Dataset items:
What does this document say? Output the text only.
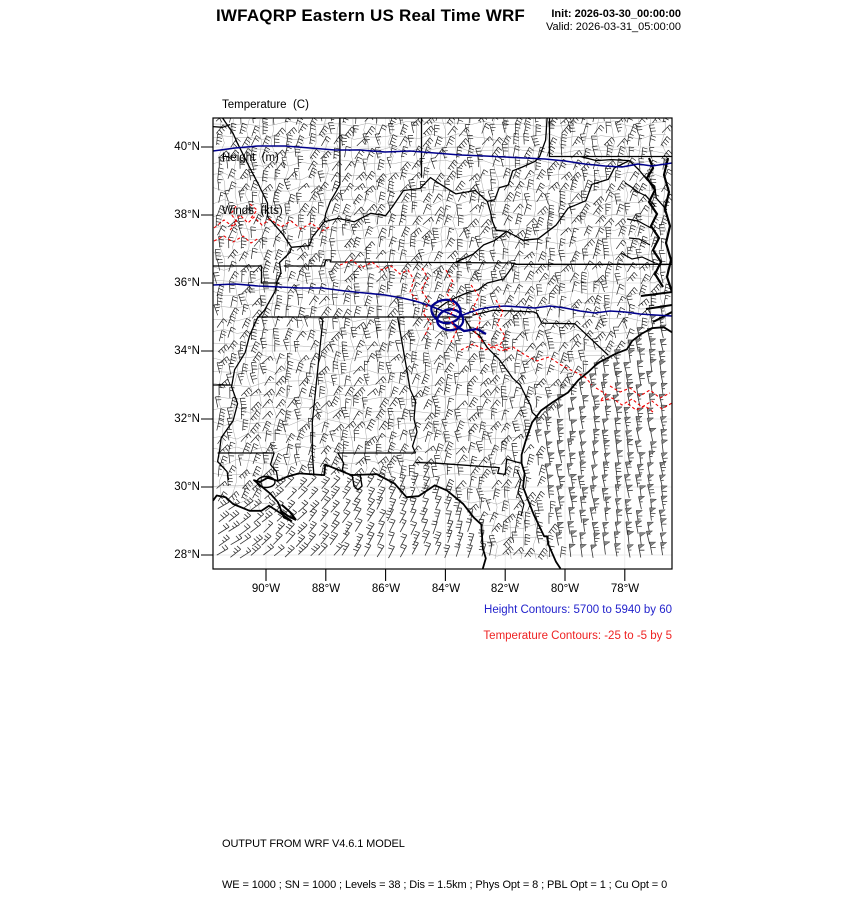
IWFAQRP Eastern US Real Time WRF Init: 2026-03-30_00:00:00
Valid: 2026-03-31_05:00:00

Temperature  (C)

Height  (m)

Winds  (kts)

40°N
38°N
36°N
34°N
32°N
30°N
28°N
90°W	88°W	86°W	84°W	82°W	80°W	78°W
Height Contours: 5700 to 5940 by 60
Temperature Contours: -25 to -5 by 5

OUTPUT FROM WRF V4.6.1 MODEL

WE = 1000 ; SN = 1000 ; Levels = 38 ; Dis = 1.5km ; Phys Opt = 8 ; PBL Opt = 1 ; Cu Opt = 0
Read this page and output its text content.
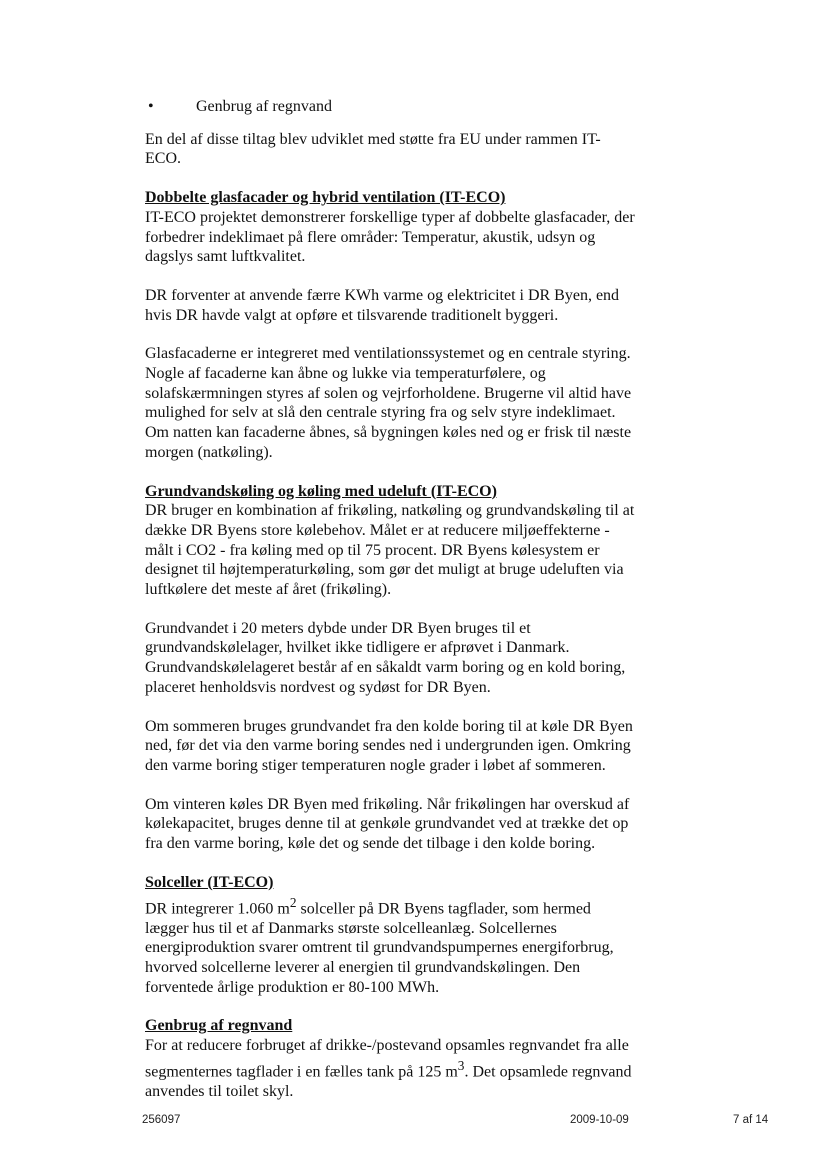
•	Genbrug af regnvand

En del af disse tiltag blev udviklet med støtte fra EU under rammen IT-ECO.

Dobbelte glasfacader og hybrid ventilation (IT-ECO)

IT-ECO projektet demonstrerer forskellige typer af dobbelte glasfacader, der forbedrer indeklimaet på flere områder: Temperatur, akustik, udsyn og dagslys samt luftkvalitet.

DR forventer at anvende færre KWh varme og elektricitet i DR Byen, end hvis DR havde valgt at opføre et tilsvarende traditionelt byggeri.

Glasfacaderne er integreret med ventilationssystemet og en centrale styring. Nogle af facaderne kan åbne og lukke via temperaturfølere, og solafskærmningen styres af solen og vejrforholdene. Brugerne vil altid have mulighed for selv at slå den centrale styring fra og selv styre indeklimaet. Om natten kan facaderne åbnes, så bygningen køles ned og er frisk til næste morgen (natkøling).

Grundvandskøling og køling med udeluft (IT-ECO)

DR bruger en kombination af frikøling, natkøling og grundvandskøling til at dække DR Byens store kølebehov. Målet er at reducere miljøeffekterne - målt i CO2 - fra køling med op til 75 procent. DR Byens kølesystem er designet til højtemperaturkøling, som gør det muligt at bruge udeluften via luftkølere det meste af året (frikøling).

Grundvandet i 20 meters dybde under DR Byen bruges til et grundvandskølelager, hvilket ikke tidligere er afprøvet i Danmark. Grundvandskølelageret består af en såkaldt varm boring og en kold boring, placeret henholdsvis nordvest og sydøst for DR Byen.

Om sommeren bruges grundvandet fra den kolde boring til at køle DR Byen ned, før det via den varme boring sendes ned i undergrunden igen. Omkring den varme boring stiger temperaturen nogle grader i løbet af sommeren.

Om vinteren køles DR Byen med frikøling. Når frikølingen har overskud af kølekapacitet, bruges denne til at genkøle grundvandet ved at trække det op fra den varme boring, køle det og sende det tilbage i den kolde boring.

Solceller (IT-ECO)

DR integrerer 1.060 $m^2$ solceller på DR Byens tagflader, som hermed lægger hus til et af Danmarks største solcelleanlæg. Solcellernes energiproduktion svarer omtrent til grundvandspumpernes energiforbrug, hvorved solcellerne leverer al energien til grundvandskølingen. Den forventede årlige produktion er 80-100 MWh.

Genbrug af regnvand

For at reducere forbruget af drikke-/postevand opsamles regnvandet fra alle segmenternes tagflader i en fælles tank på 125 $m^3$. Det opsamlede regnvand anvendes til toilet skyl.

256097	2009-10-09	7 af 14
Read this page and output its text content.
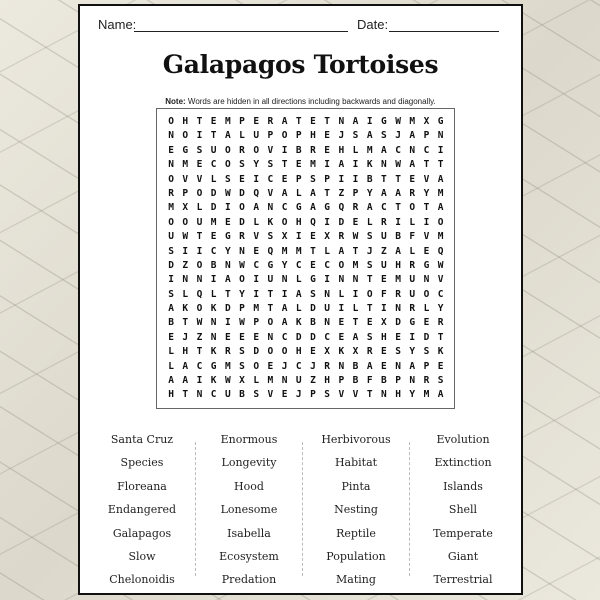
Name:	Date:
Galapagos Tortoises
Note: Words are hidden in all directions including backwards and diagonally.
O H T E M P E R A T E T N A I G W M X G
N O I T A L U P O P H E J S A S J A P N
E G S U O R O V I B R E H L M A C N C I
N M E C O S Y S T E M I A I K N W A T T
O V V L S E I C E P S P I I B T T E V A
R P O D W D Q V A L A T Z P Y A A R Y M
M X L D I O A N C G A G Q R A C T O T A
O O U M E D L K O H Q I D E L R I L I O
U W T E G R V S X I E X R W S U B F V M
S I I C Y N E Q M M T L A T J Z A L E Q
D Z O B N W C G Y C E C O M S U H R G W
I N N I A O I U N L G I N N T E M U N V
S L Q L T Y I T I A S N L I O F R U O C
A K O K D P M T A L D U I L T I N R L Y
B T W N I W P O A K B N E T E X D G E R
E J Z N E E E N C D D C E A S H E I D T
L H T K R S D O O H E X K X R E S Y S K
L A C G M S O E J C J R N B A E N A P E
A A I K W X L M N U Z H P B F B P N R S
H T N C U B S V E J P S V V T N H Y M A
Santa Cruz
Species
Floreana
Endangered
Galapagos
Slow
Chelonoidis
Enormous
Longevity
Hood
Lonesome
Isabella
Ecosystem
Predation
Herbivorous
Habitat
Pinta
Nesting
Reptile
Population
Mating
Evolution
Extinction
Islands
Shell
Temperate
Giant
Terrestrial
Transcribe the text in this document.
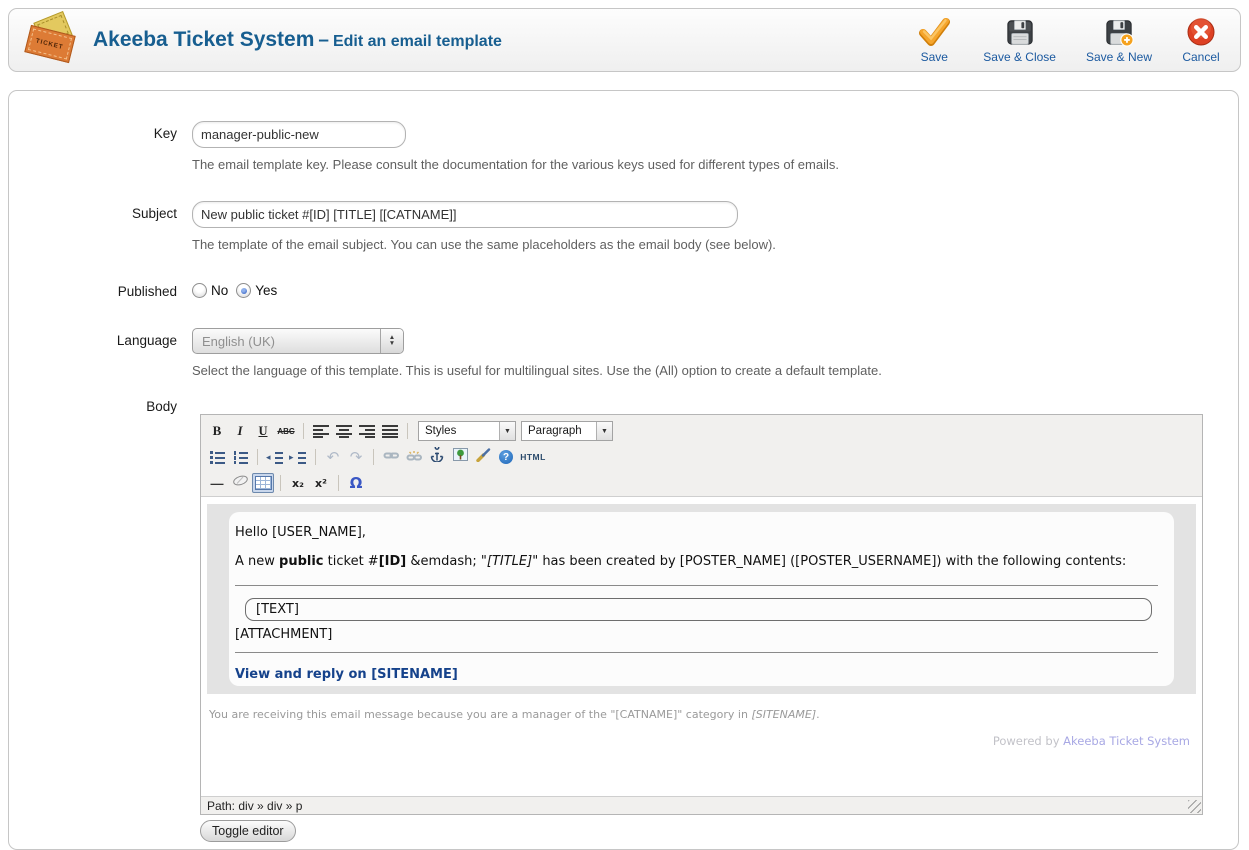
TICKET Akeeba Ticket System – Edit an email template
Save	Save & Close	Save & New	Cancel
Key
manager-public-new
The email template key. Please consult the documentation for the various keys used for different types of emails.
Subject
New public ticket #[ID] [TITLE] [[CATNAME]]
The template of the email subject. You can use the same placeholders as the email body (see below).
Published	No Yes
Language	English (UK)	▲
▼
Select the language of this template. This is useful for multilingual sites. Use the (All) option to create a default template.
Body
B I U ABC	Styles	▼	Paragraph	▼
◂ ▸ ↶ ↷	?	HTML
—	x₂ x² Ω

Hello [USER_NAME],

A new public ticket #[ID] &emdash; "[TITLE]" has been created by [POSTER_NAME] ([POSTER_USERNAME]) with the following contents:

[TEXT]

[ATTACHMENT]

View and reply on [SITENAME]

You are receiving this email message because you are a manager of the "[CATNAME]" category in [SITENAME].
Powered by Akeeba Ticket System
Path: div » div » p
Toggle editor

What is being asked → Write every record out again exactly; no pictures belong in the copy.

Exercise response →
What does this document say? Output the text only.
IWFAQRP Eastern US Real Time WRF Init: 2026-03-30_00:00:00
Valid: 2026-03-31_05:00:00

Temperature  (C)

Height  (m)

Winds  (kts)

40°N
38°N
36°N
34°N
32°N
30°N
28°N
90°W	88°W	86°W	84°W	82°W	80°W	78°W
Height Contours: 5700 to 5940 by 60
Temperature Contours: -25 to -5 by 5

OUTPUT FROM WRF V4.6.1 MODEL

WE = 1000 ; SN = 1000 ; Levels = 38 ; Dis = 1.5km ; Phys Opt = 8 ; PBL Opt = 1 ; Cu Opt = 0
Read this page and output its text content.
•	Genbrug af regnvand

En del af disse tiltag blev udviklet med støtte fra EU under rammen IT-ECO.

Dobbelte glasfacader og hybrid ventilation (IT-ECO)

IT-ECO projektet demonstrerer forskellige typer af dobbelte glasfacader, der forbedrer indeklimaet på flere områder: Temperatur, akustik, udsyn og dagslys samt luftkvalitet.

DR forventer at anvende færre KWh varme og elektricitet i DR Byen, end hvis DR havde valgt at opføre et tilsvarende traditionelt byggeri.

Glasfacaderne er integreret med ventilationssystemet og en centrale styring. Nogle af facaderne kan åbne og lukke via temperaturfølere, og solafskærmningen styres af solen og vejrforholdene. Brugerne vil altid have mulighed for selv at slå den centrale styring fra og selv styre indeklimaet. Om natten kan facaderne åbnes, så bygningen køles ned og er frisk til næste morgen (natkøling).

Grundvandskøling og køling med udeluft (IT-ECO)

DR bruger en kombination af frikøling, natkøling og grundvandskøling til at dække DR Byens store kølebehov. Målet er at reducere miljøeffekterne - målt i CO2 - fra køling med op til 75 procent. DR Byens kølesystem er designet til højtemperaturkøling, som gør det muligt at bruge udeluften via luftkølere det meste af året (frikøling).

Grundvandet i 20 meters dybde under DR Byen bruges til et grundvandskølelager, hvilket ikke tidligere er afprøvet i Danmark. Grundvandskølelageret består af en såkaldt varm boring og en kold boring, placeret henholdsvis nordvest og sydøst for DR Byen.

Om sommeren bruges grundvandet fra den kolde boring til at køle DR Byen ned, før det via den varme boring sendes ned i undergrunden igen. Omkring den varme boring stiger temperaturen nogle grader i løbet af sommeren.

Om vinteren køles DR Byen med frikøling. Når frikølingen har overskud af kølekapacitet, bruges denne til at genkøle grundvandet ved at trække det op fra den varme boring, køle det og sende det tilbage i den kolde boring.

Solceller (IT-ECO)

DR integrerer 1.060 $m^2$ solceller på DR Byens tagflader, som hermed lægger hus til et af Danmarks største solcelleanlæg. Solcellernes energiproduktion svarer omtrent til grundvandspumpernes energiforbrug, hvorved solcellerne leverer al energien til grundvandskølingen. Den forventede årlige produktion er 80-100 MWh.

Genbrug af regnvand

For at reducere forbruget af drikke-/postevand opsamles regnvandet fra alle segmenternes tagflader i en fælles tank på 125 $m^3$. Det opsamlede regnvand anvendes til toilet skyl.

256097	2009-10-09	7 af 14
Read this page and output its text content.
Name:	Date:
Galapagos Tortoises
Note: Words are hidden in all directions including backwards and diagonally.
O H T E M P E R A T E T N A I G W M X G
N O I T A L U P O P H E J S A S J A P N
E G S U O R O V I B R E H L M A C N C I
N M E C O S Y S T E M I A I K N W A T T
O V V L S E I C E P S P I I B T T E V A
R P O D W D Q V A L A T Z P Y A A R Y M
M X L D I O A N C G A G Q R A C T O T A
O O U M E D L K O H Q I D E L R I L I O
U W T E G R V S X I E X R W S U B F V M
S I I C Y N E Q M M T L A T J Z A L E Q
D Z O B N W C G Y C E C O M S U H R G W
I N N I A O I U N L G I N N T E M U N V
S L Q L T Y I T I A S N L I O F R U O C
A K O K D P M T A L D U I L T I N R L Y
B T W N I W P O A K B N E T E X D G E R
E J Z N E E E N C D D C E A S H E I D T
L H T K R S D O O H E X K X R E S Y S K
L A C G M S O E J C J R N B A E N A P E
A A I K W X L M N U Z H P B F B P N R S
H T N C U B S V E J P S V V T N H Y M A
Santa Cruz
Species
Floreana
Endangered
Galapagos
Slow
Chelonoidis
Enormous
Longevity
Hood
Lonesome
Isabella
Ecosystem
Predation
Herbivorous
Habitat
Pinta
Nesting
Reptile
Population
Mating
Evolution
Extinction
Islands
Shell
Temperate
Giant
Terrestrial
Transcribe the text in this document.
TICKET Akeeba Ticket System – Edit an email template
Save	Save & Close	Save & New	Cancel
Key
manager-public-new
The email template key. Please consult the documentation for the various keys used for different types of emails.
Subject
New public ticket #[ID] [TITLE] [[CATNAME]]
The template of the email subject. You can use the same placeholders as the email body (see below).
Published	No Yes
Language	English (UK)	▲
▼
Select the language of this template. This is useful for multilingual sites. Use the (All) option to create a default template.
Body
B I U ABC	Styles	▼	Paragraph	▼
◂ ▸ ↶ ↷	?	HTML
—	x₂ x² Ω

Hello [USER_NAME],

A new public ticket #[ID] &emdash; "[TITLE]" has been created by [POSTER_NAME] ([POSTER_USERNAME]) with the following contents:

[TEXT]

[ATTACHMENT]

View and reply on [SITENAME]

You are receiving this email message because you are a manager of the "[CATNAME]" category in [SITENAME].
Powered by Akeeba Ticket System
Path: div » div » p
Toggle editor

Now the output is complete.